* _Exercise brief_
Copy out the entries in full and with complete accuracy; pictures are excluded.

* _Data items_
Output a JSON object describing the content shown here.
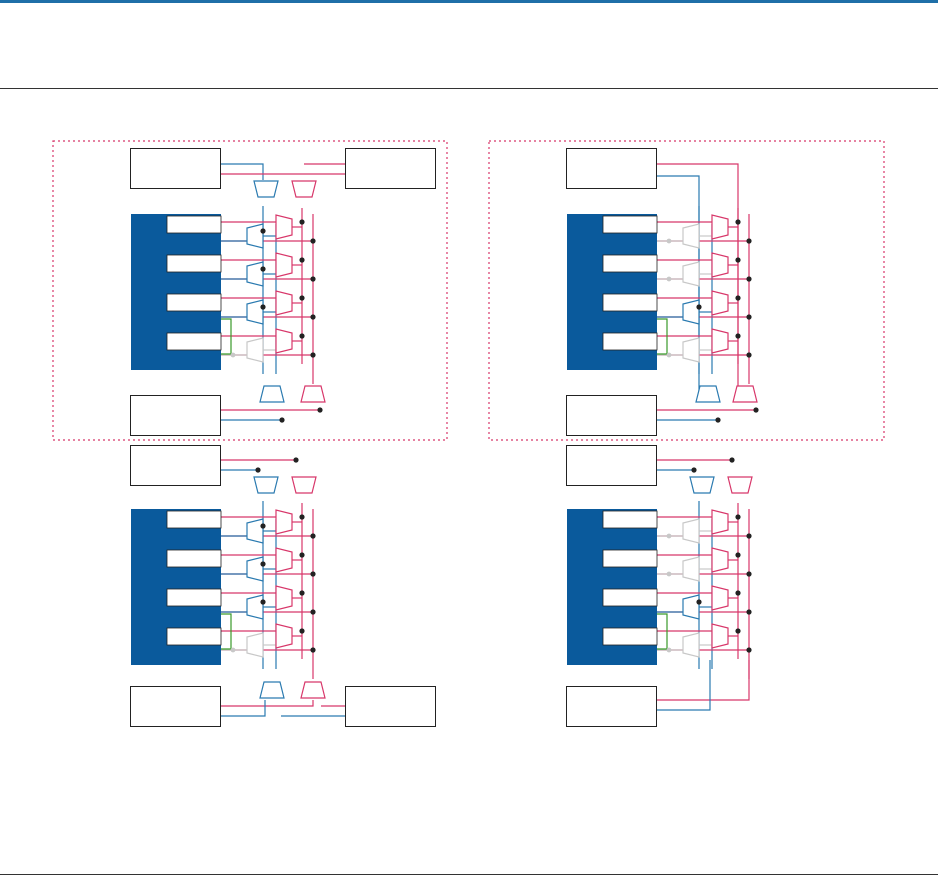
{
  "colors": {
    "brand_bar": "#1f6fa8",
    "cell_fill": "#0a5a9c",
    "blue_route": "#2a7ab0",
    "red_route": "#d8376a",
    "green_link": "#3a9a2a",
    "gray_unused": "#c8c8c8",
    "junction": "#222222",
    "cluster_border": "#d8376a"
  },
  "icons": {
    "mux": "trapezoid-mux-icon",
    "junction": "junction-dot-icon"
  },
  "diagram": {
    "panels": [
      {
        "name": "left-routing-panel",
        "active_blue_muxes_per_stack": 3
      },
      {
        "name": "right-routing-panel",
        "active_blue_muxes_per_stack": 1
      }
    ]
  }
}
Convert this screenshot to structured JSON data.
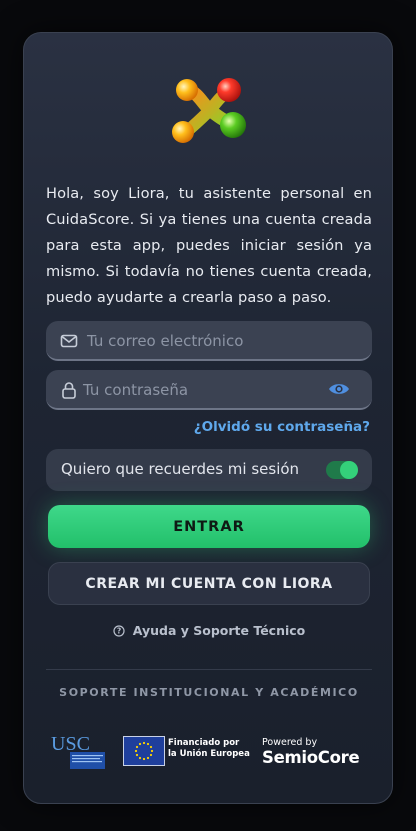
{
  "intro_text": "Hola, soy Liora, tu asistente personal en CuidaScore. Si ya tienes una cuenta creada para esta app, puedes iniciar sesión ya mismo. Si todavía no tienes cuenta creada, puedo ayudarte a crearla paso a paso.",
  "email_field": {
    "placeholder": "Tu correo electrónico",
    "value": "",
    "icon": "mail-icon"
  },
  "password_field": {
    "placeholder": "Tu contraseña",
    "value": "",
    "icon": "lock-icon",
    "toggle_icon": "eye-icon"
  },
  "forgot_link": "¿Olvidó su contraseña?",
  "remember": {
    "label": "Quiero que recuerdes mi sesión",
    "enabled": true
  },
  "buttons": {
    "enter": "ENTRAR",
    "create": "CREAR MI CUENTA CON LIORA"
  },
  "help_link": "Ayuda y Soporte Técnico",
  "institutional": {
    "title": "SOPORTE INSTITUCIONAL Y ACADÉMICO",
    "usc_logo": "USC",
    "eu_text_line1": "Financiado por",
    "eu_text_line2": "la Unión Europea",
    "powered_by": "Powered by",
    "semiocore": "SemioCore"
  },
  "colors": {
    "accent_green": "#34d07a",
    "link_blue": "#5fa8ec",
    "card_bg": "#1e2533"
  }
}
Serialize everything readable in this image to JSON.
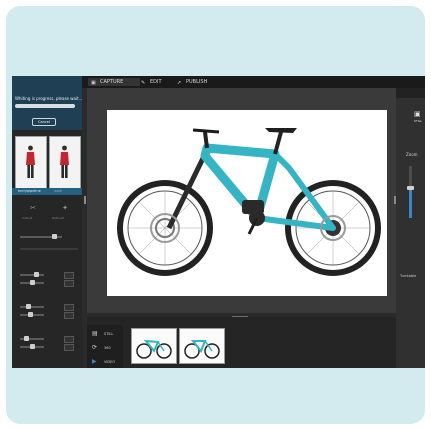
{
  "left_panel": {
    "progress_text": "Whiting is progress, please wait...",
    "cancel_label": "Cancel",
    "selection_label": "tech/pipeline",
    "selection_label_2": "walk",
    "tools": [
      {
        "icon": "scissors-icon",
        "label": "Cutout"
      },
      {
        "icon": "magic-icon",
        "label": "Retouch"
      }
    ]
  },
  "top_tabs": [
    {
      "label": "CAPTURE",
      "icon": "camera-icon",
      "active": true
    },
    {
      "label": "EDIT",
      "icon": "edit-icon",
      "active": false
    },
    {
      "label": "PUBLISH",
      "icon": "publish-icon",
      "active": false
    }
  ],
  "filmstrip": {
    "items": [
      {
        "label": "STILL",
        "icon": "image-icon"
      },
      {
        "label": "360",
        "icon": "rotate-icon"
      },
      {
        "label": "VIDEO",
        "icon": "video-icon"
      }
    ]
  },
  "right_panel": {
    "still_label": "STILL",
    "zoom_label": "Zoom",
    "turntable_label": "Turntable",
    "zoom_level": 0.55
  },
  "colors": {
    "background": "#d3ebef",
    "accent": "#3d86c6",
    "bike_frame": "#35b4c4"
  }
}
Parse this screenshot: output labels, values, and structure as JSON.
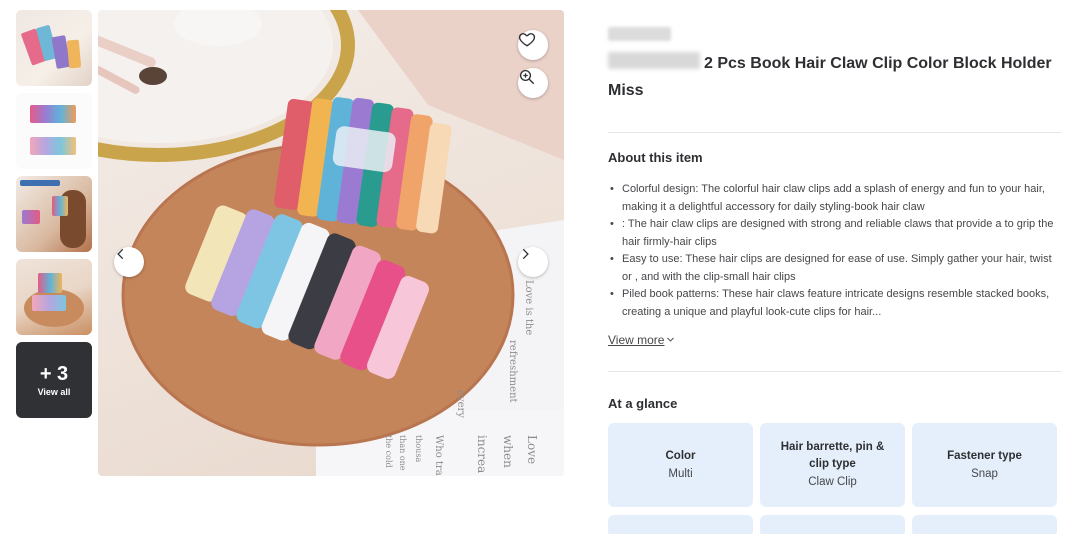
{
  "gallery": {
    "more": {
      "count": "+ 3",
      "label": "View all"
    }
  },
  "hero": {
    "packaging_text": [
      "Love is the",
      "refreshment",
      "every",
      "Love",
      "when",
      "increa",
      "Who tra",
      "thousa",
      "than one",
      "the cold"
    ]
  },
  "product": {
    "title": "2 Pcs Book Hair Claw Clip Color Block Holder Miss"
  },
  "about": {
    "heading": "About this item",
    "bullets": [
      "Colorful design: The colorful hair claw clips add a splash of energy and fun to your hair, making it a delightful accessory for daily styling-book hair claw",
      ": The hair claw clips are designed with strong and reliable claws that provide a to grip the hair firmly-hair clips",
      "Easy to use: These hair clips are designed for ease of use. Simply gather your hair, twist or , and with the clip-small hair clips",
      "Piled book patterns: These hair claws feature intricate designs resemble stacked books, creating a unique and playful look-cute clips for hair..."
    ],
    "view_more": "View more"
  },
  "glance": {
    "heading": "At a glance",
    "cards": [
      {
        "key": "Color",
        "value": "Multi"
      },
      {
        "key": "Hair barrette, pin & clip type",
        "value": "Claw Clip"
      },
      {
        "key": "Fastener type",
        "value": "Snap"
      }
    ]
  },
  "colors": {
    "card_bg": "#e5effb",
    "text_primary": "#2e2f32",
    "divider": "#e6e7e8"
  },
  "icons": [
    "heart-icon",
    "zoom-in-icon",
    "chevron-left-icon",
    "chevron-right-icon",
    "chevron-down-icon"
  ]
}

* _Answer_
Output a JSON object describing the content shown here.
{
  "colors": {
    "brand_bar": "#1f6fa8",
    "cell_fill": "#0a5a9c",
    "blue_route": "#2a7ab0",
    "red_route": "#d8376a",
    "green_link": "#3a9a2a",
    "gray_unused": "#c8c8c8",
    "junction": "#222222",
    "cluster_border": "#d8376a"
  },
  "icons": {
    "mux": "trapezoid-mux-icon",
    "junction": "junction-dot-icon"
  },
  "diagram": {
    "panels": [
      {
        "name": "left-routing-panel",
        "active_blue_muxes_per_stack": 3
      },
      {
        "name": "right-routing-panel",
        "active_blue_muxes_per_stack": 1
      }
    ]
  }
}
Convert this screenshot to structured JSON data.
{
  "intro_text": "Hola, soy Liora, tu asistente personal en CuidaScore. Si ya tienes una cuenta creada para esta app, puedes iniciar sesión ya mismo. Si todavía no tienes cuenta creada, puedo ayudarte a crearla paso a paso.",
  "email_field": {
    "placeholder": "Tu correo electrónico",
    "value": "",
    "icon": "mail-icon"
  },
  "password_field": {
    "placeholder": "Tu contraseña",
    "value": "",
    "icon": "lock-icon",
    "toggle_icon": "eye-icon"
  },
  "forgot_link": "¿Olvidó su contraseña?",
  "remember": {
    "label": "Quiero que recuerdes mi sesión",
    "enabled": true
  },
  "buttons": {
    "enter": "ENTRAR",
    "create": "CREAR MI CUENTA CON LIORA"
  },
  "help_link": "Ayuda y Soporte Técnico",
  "institutional": {
    "title": "SOPORTE INSTITUCIONAL Y ACADÉMICO",
    "usc_logo": "USC",
    "eu_text_line1": "Financiado por",
    "eu_text_line2": "la Unión Europea",
    "powered_by": "Powered by",
    "semiocore": "SemioCore"
  },
  "colors": {
    "accent_green": "#34d07a",
    "link_blue": "#5fa8ec",
    "card_bg": "#1e2533"
  }
}
Serialize everything readable in this image to JSON.
{
  "left_panel": {
    "progress_text": "Whiting is progress, please wait...",
    "cancel_label": "Cancel",
    "selection_label": "tech/pipeline",
    "selection_label_2": "walk",
    "tools": [
      {
        "icon": "scissors-icon",
        "label": "Cutout"
      },
      {
        "icon": "magic-icon",
        "label": "Retouch"
      }
    ]
  },
  "top_tabs": [
    {
      "label": "CAPTURE",
      "icon": "camera-icon",
      "active": true
    },
    {
      "label": "EDIT",
      "icon": "edit-icon",
      "active": false
    },
    {
      "label": "PUBLISH",
      "icon": "publish-icon",
      "active": false
    }
  ],
  "filmstrip": {
    "items": [
      {
        "label": "STILL",
        "icon": "image-icon"
      },
      {
        "label": "360",
        "icon": "rotate-icon"
      },
      {
        "label": "VIDEO",
        "icon": "video-icon"
      }
    ]
  },
  "right_panel": {
    "still_label": "STILL",
    "zoom_label": "Zoom",
    "turntable_label": "Turntable",
    "zoom_level": 0.55
  },
  "colors": {
    "background": "#d3ebef",
    "accent": "#3d86c6",
    "bike_frame": "#35b4c4"
  }
}
Parse this screenshot: output labels, values, and structure as JSON.
{
  "gallery": {
    "more": {
      "count": "+ 3",
      "label": "View all"
    }
  },
  "hero": {
    "packaging_text": [
      "Love is the",
      "refreshment",
      "every",
      "Love",
      "when",
      "increa",
      "Who tra",
      "thousa",
      "than one",
      "the cold"
    ]
  },
  "product": {
    "title": "2 Pcs Book Hair Claw Clip Color Block Holder Miss"
  },
  "about": {
    "heading": "About this item",
    "bullets": [
      "Colorful design: The colorful hair claw clips add a splash of energy and fun to your hair, making it a delightful accessory for daily styling-book hair claw",
      ": The hair claw clips are designed with strong and reliable claws that provide a to grip the hair firmly-hair clips",
      "Easy to use: These hair clips are designed for ease of use. Simply gather your hair, twist or , and with the clip-small hair clips",
      "Piled book patterns: These hair claws feature intricate designs resemble stacked books, creating a unique and playful look-cute clips for hair..."
    ],
    "view_more": "View more"
  },
  "glance": {
    "heading": "At a glance",
    "cards": [
      {
        "key": "Color",
        "value": "Multi"
      },
      {
        "key": "Hair barrette, pin & clip type",
        "value": "Claw Clip"
      },
      {
        "key": "Fastener type",
        "value": "Snap"
      }
    ]
  },
  "colors": {
    "card_bg": "#e5effb",
    "text_primary": "#2e2f32",
    "divider": "#e6e7e8"
  },
  "icons": [
    "heart-icon",
    "zoom-in-icon",
    "chevron-left-icon",
    "chevron-right-icon",
    "chevron-down-icon"
  ]
}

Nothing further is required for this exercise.